■ **Task description**: Find every line of the listing below where "document" appears, and copy it.

■ **Source records**:

-- -- --

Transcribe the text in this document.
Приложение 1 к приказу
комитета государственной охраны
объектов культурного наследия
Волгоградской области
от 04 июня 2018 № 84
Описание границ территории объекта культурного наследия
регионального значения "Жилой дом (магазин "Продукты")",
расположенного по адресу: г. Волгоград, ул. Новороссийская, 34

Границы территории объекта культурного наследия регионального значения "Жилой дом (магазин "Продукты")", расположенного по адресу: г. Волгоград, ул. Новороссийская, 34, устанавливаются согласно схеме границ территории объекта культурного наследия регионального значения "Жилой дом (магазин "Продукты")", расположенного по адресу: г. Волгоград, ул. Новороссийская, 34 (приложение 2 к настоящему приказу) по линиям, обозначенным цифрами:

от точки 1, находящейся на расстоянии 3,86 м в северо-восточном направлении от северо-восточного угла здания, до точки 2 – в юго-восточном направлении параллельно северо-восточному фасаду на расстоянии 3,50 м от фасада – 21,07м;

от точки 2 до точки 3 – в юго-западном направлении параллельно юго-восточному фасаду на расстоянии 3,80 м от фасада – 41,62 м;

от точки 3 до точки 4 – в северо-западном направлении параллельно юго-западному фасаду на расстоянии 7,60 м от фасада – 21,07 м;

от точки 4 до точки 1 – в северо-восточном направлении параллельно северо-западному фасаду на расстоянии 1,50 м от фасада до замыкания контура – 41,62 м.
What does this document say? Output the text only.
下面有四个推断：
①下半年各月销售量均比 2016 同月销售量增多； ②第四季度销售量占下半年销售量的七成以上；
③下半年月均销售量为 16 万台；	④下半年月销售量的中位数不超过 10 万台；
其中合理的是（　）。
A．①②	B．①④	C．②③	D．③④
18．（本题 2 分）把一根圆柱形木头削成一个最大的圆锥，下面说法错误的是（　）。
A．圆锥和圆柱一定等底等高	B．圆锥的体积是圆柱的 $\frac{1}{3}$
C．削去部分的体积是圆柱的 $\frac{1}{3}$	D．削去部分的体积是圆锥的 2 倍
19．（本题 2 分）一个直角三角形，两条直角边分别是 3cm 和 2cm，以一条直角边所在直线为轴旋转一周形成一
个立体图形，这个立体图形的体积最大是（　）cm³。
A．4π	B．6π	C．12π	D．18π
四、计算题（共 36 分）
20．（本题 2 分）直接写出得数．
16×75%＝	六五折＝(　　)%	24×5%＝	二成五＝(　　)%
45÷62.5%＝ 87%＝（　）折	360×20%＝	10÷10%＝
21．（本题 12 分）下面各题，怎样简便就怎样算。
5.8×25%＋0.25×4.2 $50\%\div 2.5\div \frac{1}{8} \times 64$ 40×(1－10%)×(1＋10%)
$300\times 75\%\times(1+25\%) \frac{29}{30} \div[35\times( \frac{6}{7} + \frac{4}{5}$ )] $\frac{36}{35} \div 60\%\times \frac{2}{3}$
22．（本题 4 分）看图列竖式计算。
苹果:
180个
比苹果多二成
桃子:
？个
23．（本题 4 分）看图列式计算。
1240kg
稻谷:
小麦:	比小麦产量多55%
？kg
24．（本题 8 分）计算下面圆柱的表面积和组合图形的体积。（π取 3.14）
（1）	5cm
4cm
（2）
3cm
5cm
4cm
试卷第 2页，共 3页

-- -- --

■ **Answer for this exercise**:
Transcribe the text in this document.
What does this document say? Output the text only.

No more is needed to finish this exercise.